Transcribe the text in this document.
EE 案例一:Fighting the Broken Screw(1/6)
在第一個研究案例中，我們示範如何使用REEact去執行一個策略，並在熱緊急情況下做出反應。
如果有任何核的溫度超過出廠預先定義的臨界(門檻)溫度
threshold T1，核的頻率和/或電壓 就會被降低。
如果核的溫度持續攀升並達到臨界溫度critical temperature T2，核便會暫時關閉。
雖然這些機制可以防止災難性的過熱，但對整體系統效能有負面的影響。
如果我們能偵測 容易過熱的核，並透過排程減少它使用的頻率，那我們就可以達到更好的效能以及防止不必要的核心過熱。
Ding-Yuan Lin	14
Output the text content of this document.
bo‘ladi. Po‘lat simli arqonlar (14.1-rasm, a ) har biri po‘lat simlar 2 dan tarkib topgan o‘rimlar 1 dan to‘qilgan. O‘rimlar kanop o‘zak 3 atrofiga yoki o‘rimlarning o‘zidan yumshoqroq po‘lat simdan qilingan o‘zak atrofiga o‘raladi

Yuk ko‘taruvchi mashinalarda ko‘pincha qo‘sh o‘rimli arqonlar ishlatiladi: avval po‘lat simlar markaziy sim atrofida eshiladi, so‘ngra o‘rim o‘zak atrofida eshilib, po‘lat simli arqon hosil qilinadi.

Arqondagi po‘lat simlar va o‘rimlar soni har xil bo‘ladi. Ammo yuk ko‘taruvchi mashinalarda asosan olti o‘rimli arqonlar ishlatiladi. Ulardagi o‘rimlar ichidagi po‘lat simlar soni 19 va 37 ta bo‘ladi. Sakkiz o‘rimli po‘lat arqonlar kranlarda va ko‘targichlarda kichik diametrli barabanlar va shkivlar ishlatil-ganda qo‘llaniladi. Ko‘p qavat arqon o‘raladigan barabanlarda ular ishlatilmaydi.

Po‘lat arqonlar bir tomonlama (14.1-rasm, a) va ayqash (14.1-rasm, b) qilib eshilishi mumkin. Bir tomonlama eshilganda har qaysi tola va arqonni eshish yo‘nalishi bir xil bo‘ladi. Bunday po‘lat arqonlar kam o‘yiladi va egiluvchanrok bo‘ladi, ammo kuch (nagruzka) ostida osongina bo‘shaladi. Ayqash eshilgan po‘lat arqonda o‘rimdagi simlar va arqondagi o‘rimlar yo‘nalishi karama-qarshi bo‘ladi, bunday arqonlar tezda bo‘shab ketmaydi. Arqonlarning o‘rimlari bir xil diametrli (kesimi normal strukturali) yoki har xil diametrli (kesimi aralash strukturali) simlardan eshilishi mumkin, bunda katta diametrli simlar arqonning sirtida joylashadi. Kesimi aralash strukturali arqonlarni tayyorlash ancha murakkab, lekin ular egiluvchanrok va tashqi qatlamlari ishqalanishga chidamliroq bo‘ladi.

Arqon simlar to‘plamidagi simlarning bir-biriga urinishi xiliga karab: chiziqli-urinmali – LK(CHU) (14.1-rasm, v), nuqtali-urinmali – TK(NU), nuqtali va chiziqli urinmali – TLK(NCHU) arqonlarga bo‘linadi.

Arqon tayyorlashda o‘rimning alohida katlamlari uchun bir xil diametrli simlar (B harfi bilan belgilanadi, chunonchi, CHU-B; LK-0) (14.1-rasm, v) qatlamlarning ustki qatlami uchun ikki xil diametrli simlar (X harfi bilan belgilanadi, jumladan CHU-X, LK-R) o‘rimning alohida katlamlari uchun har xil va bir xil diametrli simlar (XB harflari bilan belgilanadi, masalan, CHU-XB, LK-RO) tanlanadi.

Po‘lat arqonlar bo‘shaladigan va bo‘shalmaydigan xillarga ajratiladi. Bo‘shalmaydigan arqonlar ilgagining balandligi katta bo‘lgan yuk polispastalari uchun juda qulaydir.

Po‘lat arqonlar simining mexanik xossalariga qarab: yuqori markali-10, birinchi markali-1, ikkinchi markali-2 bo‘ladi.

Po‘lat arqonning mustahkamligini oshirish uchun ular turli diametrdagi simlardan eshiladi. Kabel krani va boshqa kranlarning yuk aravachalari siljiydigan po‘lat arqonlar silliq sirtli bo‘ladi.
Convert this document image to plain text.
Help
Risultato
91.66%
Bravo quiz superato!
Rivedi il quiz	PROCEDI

------------------------------------------------------------

Exercise requirements = Identify and copy lines that hold the string "quiz".

Completed exercise =
Bravo quiz superato!
Rivedi il quiz	PROCEDI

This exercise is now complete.